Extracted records
::::::::
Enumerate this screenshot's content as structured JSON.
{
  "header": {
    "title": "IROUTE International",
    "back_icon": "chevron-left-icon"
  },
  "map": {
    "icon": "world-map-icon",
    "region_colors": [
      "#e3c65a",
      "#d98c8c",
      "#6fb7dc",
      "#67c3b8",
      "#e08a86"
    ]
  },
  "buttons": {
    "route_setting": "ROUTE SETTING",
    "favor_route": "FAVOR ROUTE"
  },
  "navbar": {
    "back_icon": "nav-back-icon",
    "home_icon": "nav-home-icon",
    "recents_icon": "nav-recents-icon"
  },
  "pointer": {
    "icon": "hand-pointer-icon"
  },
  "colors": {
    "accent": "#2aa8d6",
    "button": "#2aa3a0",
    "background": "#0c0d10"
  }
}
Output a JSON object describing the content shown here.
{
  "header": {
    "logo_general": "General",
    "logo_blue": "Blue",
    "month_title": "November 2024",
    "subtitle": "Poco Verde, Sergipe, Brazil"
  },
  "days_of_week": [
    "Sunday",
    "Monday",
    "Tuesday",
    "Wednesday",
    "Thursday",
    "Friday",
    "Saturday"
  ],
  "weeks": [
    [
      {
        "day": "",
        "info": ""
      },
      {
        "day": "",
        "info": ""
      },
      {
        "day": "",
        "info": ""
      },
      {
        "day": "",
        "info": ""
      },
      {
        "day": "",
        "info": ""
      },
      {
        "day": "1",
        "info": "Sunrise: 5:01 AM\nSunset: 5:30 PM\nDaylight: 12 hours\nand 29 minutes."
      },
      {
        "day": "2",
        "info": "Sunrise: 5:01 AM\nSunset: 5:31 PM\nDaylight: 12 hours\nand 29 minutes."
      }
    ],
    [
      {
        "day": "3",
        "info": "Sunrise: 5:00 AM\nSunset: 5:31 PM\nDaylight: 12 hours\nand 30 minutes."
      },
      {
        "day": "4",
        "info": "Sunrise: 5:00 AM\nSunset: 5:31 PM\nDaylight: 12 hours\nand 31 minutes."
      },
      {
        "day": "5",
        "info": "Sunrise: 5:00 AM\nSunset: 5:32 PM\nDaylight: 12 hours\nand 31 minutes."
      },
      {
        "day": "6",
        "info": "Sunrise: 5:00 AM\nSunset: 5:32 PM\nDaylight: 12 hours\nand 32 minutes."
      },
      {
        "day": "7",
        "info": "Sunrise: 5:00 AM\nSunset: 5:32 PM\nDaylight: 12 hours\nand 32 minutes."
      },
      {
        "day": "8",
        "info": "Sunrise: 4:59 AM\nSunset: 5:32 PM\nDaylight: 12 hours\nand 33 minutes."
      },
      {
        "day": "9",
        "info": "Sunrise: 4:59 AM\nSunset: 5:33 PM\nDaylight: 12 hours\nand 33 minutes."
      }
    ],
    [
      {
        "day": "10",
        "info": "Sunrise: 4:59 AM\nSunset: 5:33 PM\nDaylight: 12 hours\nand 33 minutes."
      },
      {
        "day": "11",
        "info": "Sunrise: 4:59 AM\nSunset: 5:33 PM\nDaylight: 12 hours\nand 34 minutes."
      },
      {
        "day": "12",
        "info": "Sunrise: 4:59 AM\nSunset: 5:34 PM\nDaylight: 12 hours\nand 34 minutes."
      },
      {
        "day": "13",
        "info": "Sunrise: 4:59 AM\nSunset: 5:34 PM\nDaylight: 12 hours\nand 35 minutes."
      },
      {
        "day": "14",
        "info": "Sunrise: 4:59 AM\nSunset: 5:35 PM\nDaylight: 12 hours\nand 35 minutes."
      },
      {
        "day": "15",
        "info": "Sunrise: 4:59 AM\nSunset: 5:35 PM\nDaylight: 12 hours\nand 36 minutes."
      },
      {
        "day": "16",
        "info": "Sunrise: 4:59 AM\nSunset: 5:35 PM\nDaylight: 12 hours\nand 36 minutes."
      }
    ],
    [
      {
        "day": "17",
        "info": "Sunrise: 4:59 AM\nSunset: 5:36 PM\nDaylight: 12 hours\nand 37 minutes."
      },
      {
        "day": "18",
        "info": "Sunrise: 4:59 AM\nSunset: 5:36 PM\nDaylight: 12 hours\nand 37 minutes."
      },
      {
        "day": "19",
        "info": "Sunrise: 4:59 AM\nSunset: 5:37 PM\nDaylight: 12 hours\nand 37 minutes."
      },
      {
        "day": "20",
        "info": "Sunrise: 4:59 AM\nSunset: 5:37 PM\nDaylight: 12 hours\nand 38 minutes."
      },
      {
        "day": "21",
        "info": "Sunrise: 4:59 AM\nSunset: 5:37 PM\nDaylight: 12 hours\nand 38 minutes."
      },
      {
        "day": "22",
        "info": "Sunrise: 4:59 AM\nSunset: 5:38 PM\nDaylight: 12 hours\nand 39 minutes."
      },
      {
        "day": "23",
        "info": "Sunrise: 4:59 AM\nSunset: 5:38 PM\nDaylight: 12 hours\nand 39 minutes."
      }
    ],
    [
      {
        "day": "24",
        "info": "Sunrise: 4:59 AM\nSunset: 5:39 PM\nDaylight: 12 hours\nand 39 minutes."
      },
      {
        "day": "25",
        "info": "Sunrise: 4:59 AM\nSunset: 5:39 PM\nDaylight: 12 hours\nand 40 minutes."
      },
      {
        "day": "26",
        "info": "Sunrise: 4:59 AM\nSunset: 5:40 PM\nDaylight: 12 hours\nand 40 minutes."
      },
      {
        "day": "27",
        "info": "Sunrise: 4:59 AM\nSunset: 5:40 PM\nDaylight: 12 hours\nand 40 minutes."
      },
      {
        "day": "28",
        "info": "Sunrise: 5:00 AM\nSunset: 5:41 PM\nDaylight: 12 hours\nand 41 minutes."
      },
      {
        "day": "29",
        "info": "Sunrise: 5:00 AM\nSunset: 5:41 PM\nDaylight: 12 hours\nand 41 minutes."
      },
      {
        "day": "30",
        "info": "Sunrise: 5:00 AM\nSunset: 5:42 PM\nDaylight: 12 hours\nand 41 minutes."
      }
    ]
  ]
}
::::::::
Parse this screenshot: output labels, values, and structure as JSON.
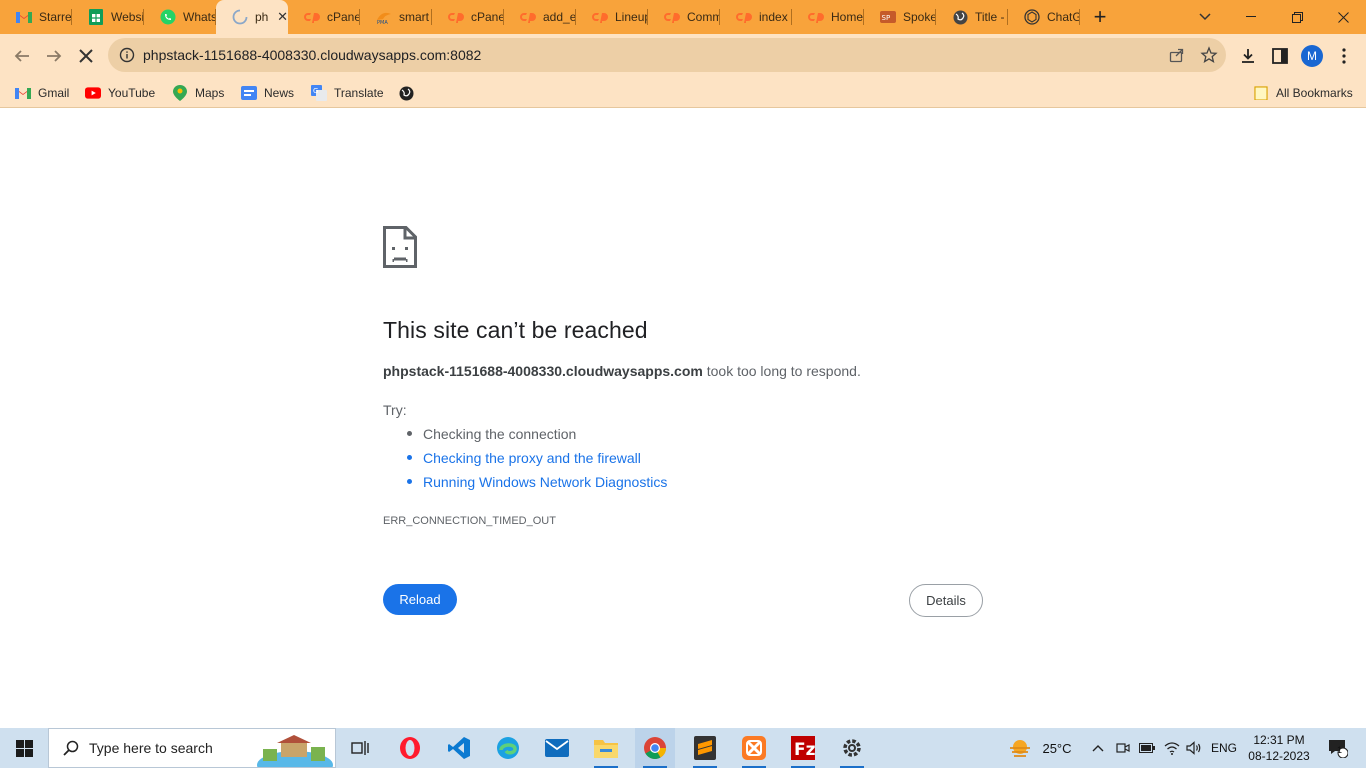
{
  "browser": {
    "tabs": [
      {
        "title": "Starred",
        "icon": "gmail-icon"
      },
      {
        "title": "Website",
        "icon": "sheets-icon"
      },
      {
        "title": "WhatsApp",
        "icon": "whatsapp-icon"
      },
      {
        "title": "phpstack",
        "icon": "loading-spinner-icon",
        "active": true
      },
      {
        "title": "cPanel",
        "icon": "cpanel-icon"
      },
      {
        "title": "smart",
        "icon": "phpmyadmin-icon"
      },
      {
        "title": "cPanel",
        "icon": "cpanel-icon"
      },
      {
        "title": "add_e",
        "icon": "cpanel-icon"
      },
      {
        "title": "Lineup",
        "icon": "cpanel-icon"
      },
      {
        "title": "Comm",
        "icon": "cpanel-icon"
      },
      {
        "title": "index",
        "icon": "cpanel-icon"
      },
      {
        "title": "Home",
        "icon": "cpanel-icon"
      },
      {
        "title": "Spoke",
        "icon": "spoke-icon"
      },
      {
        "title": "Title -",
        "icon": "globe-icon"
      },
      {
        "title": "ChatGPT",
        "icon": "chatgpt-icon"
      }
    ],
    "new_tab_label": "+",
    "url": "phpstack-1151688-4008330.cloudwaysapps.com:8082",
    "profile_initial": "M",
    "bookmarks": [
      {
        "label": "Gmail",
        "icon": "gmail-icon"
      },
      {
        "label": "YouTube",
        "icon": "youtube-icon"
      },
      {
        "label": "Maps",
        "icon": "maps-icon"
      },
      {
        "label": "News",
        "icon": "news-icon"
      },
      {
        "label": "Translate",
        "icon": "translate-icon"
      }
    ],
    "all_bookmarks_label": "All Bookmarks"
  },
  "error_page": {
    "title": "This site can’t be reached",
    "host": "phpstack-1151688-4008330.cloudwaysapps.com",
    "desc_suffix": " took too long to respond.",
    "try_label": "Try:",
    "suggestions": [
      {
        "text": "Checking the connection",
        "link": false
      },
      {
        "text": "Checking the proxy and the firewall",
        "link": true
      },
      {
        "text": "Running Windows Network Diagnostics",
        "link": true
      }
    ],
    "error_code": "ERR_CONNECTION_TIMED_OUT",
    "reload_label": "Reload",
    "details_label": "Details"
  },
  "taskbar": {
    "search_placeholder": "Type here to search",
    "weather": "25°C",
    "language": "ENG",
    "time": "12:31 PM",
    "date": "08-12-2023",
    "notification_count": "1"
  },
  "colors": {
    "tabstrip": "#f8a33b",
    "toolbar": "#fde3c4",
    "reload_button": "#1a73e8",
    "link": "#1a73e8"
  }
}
::::::::
*Task goal*:
How many lines of these entries contain "link"? Answer with the number and nothing else.

*Full solution*:
4